**PROBLEM DETAILS:** Copy the data exactly; pictures stay out of the copy.

**DATA SHOWN:**
○ ○ ○ ○

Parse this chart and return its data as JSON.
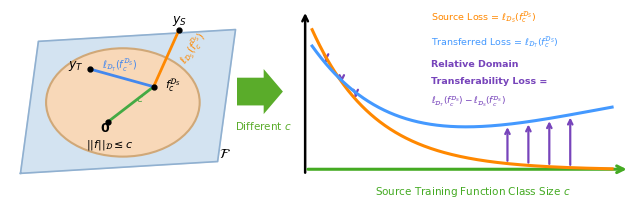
{
  "fig_width": 6.4,
  "fig_height": 1.97,
  "dpi": 100,
  "left_panel": {
    "plane_color": "#cfe0f0",
    "plane_edge_color": "#90b0d0",
    "circle_color": "#f8d8b8",
    "circle_edge_color": "#d0a878",
    "line_blue_color": "#4488ee",
    "line_orange_color": "#ff8800",
    "line_green_color": "#44aa44"
  },
  "arrow_color": "#5aac2a",
  "arrow_text": "Different $c$",
  "right_panel": {
    "source_loss_color": "#ff8800",
    "transfer_loss_color": "#4499ff",
    "gap_color": "#7744bb",
    "xaxis_color": "#44aa22",
    "source_loss_text": "Source Loss = $\\ell_{\\mathcal{D}_S}(f_c^{\\mathcal{D}_S})$",
    "transfer_loss_text": "Transferred Loss = $\\ell_{\\mathcal{D}_T}(f_c^{\\mathcal{D}_S})$",
    "gap_text1": "Relative Domain",
    "gap_text2": "Transferability Loss =",
    "gap_text3": "$\\ell_{\\mathcal{D}_T}(f_c^{\\mathcal{D}_S}) - \\ell_{\\mathcal{D}_S}(f_c^{\\mathcal{D}_S})$",
    "xlabel": "Source Training Function Class Size $c$"
  }
}
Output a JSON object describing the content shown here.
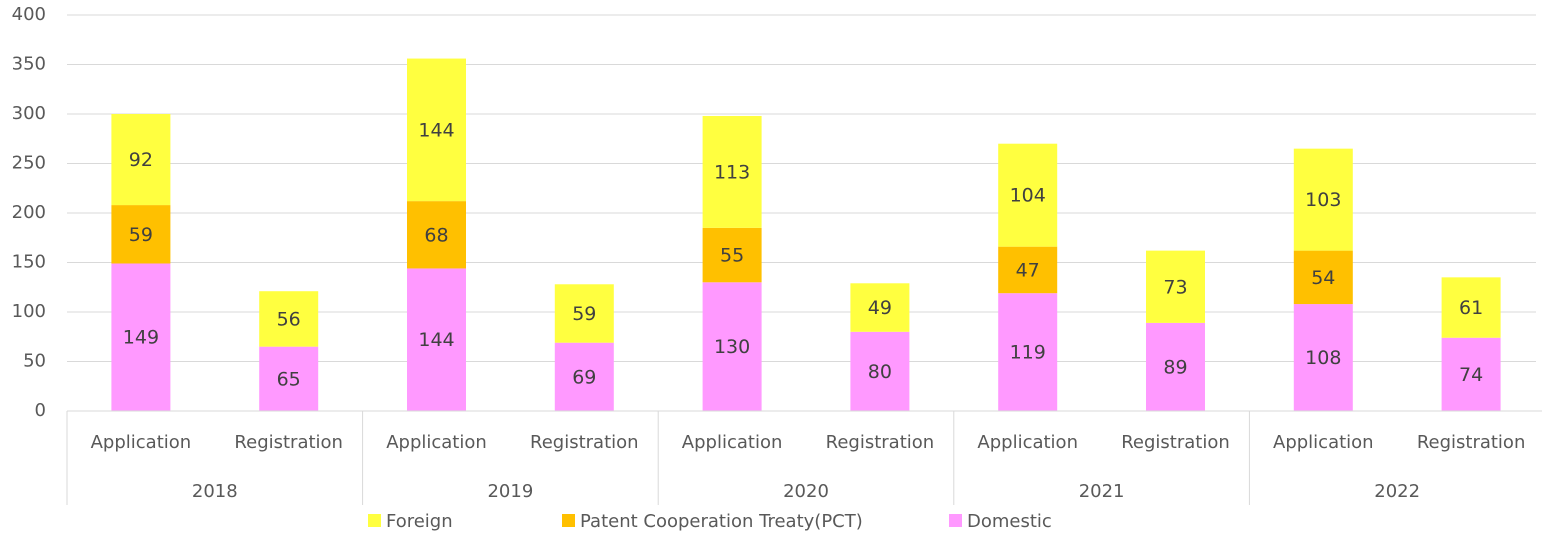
{
  "chart_data": {
    "type": "stacked_bar",
    "categories": [
      "Application",
      "Registration",
      "Application",
      "Registration",
      "Application",
      "Registration",
      "Application",
      "Registration",
      "Application",
      "Registration"
    ],
    "groups": [
      "2018",
      "2019",
      "2020",
      "2021",
      "2022"
    ],
    "series": [
      {
        "name": "Foreign",
        "color": "#ffff40",
        "values": [
          92,
          56,
          144,
          59,
          113,
          49,
          104,
          73,
          103,
          61
        ]
      },
      {
        "name": "Patent Cooperation Treaty(PCT)",
        "color": "#ffc000",
        "values": [
          59,
          null,
          68,
          null,
          55,
          null,
          47,
          null,
          54,
          null
        ]
      },
      {
        "name": "Domestic",
        "color": "#ff99ff",
        "values": [
          149,
          65,
          144,
          69,
          130,
          80,
          119,
          89,
          108,
          74
        ]
      }
    ],
    "ylim": [
      0,
      400
    ],
    "yticks": [
      0,
      50,
      100,
      150,
      200,
      250,
      300,
      350,
      400
    ],
    "grid": true,
    "legend": "bottom"
  }
}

○ ○ ○ ○

**SOLUTION:**
Parse this chart and return its data as JSON.
{
  "fig_width": 6.4,
  "fig_height": 1.97,
  "dpi": 100,
  "left_panel": {
    "plane_color": "#cfe0f0",
    "plane_edge_color": "#90b0d0",
    "circle_color": "#f8d8b8",
    "circle_edge_color": "#d0a878",
    "line_blue_color": "#4488ee",
    "line_orange_color": "#ff8800",
    "line_green_color": "#44aa44"
  },
  "arrow_color": "#5aac2a",
  "arrow_text": "Different $c$",
  "right_panel": {
    "source_loss_color": "#ff8800",
    "transfer_loss_color": "#4499ff",
    "gap_color": "#7744bb",
    "xaxis_color": "#44aa22",
    "source_loss_text": "Source Loss = $\\ell_{\\mathcal{D}_S}(f_c^{\\mathcal{D}_S})$",
    "transfer_loss_text": "Transferred Loss = $\\ell_{\\mathcal{D}_T}(f_c^{\\mathcal{D}_S})$",
    "gap_text1": "Relative Domain",
    "gap_text2": "Transferability Loss =",
    "gap_text3": "$\\ell_{\\mathcal{D}_T}(f_c^{\\mathcal{D}_S}) - \\ell_{\\mathcal{D}_S}(f_c^{\\mathcal{D}_S})$",
    "xlabel": "Source Training Function Class Size $c$"
  }
}
Output a JSON object describing the content shown here.
{
  "chart_data": {
    "type": "stacked_bar",
    "categories": [
      "Application",
      "Registration",
      "Application",
      "Registration",
      "Application",
      "Registration",
      "Application",
      "Registration",
      "Application",
      "Registration"
    ],
    "groups": [
      "2018",
      "2019",
      "2020",
      "2021",
      "2022"
    ],
    "series": [
      {
        "name": "Foreign",
        "color": "#ffff40",
        "values": [
          92,
          56,
          144,
          59,
          113,
          49,
          104,
          73,
          103,
          61
        ]
      },
      {
        "name": "Patent Cooperation Treaty(PCT)",
        "color": "#ffc000",
        "values": [
          59,
          null,
          68,
          null,
          55,
          null,
          47,
          null,
          54,
          null
        ]
      },
      {
        "name": "Domestic",
        "color": "#ff99ff",
        "values": [
          149,
          65,
          144,
          69,
          130,
          80,
          119,
          89,
          108,
          74
        ]
      }
    ],
    "ylim": [
      0,
      400
    ],
    "yticks": [
      0,
      50,
      100,
      150,
      200,
      250,
      300,
      350,
      400
    ],
    "grid": true,
    "legend": "bottom"
  }
}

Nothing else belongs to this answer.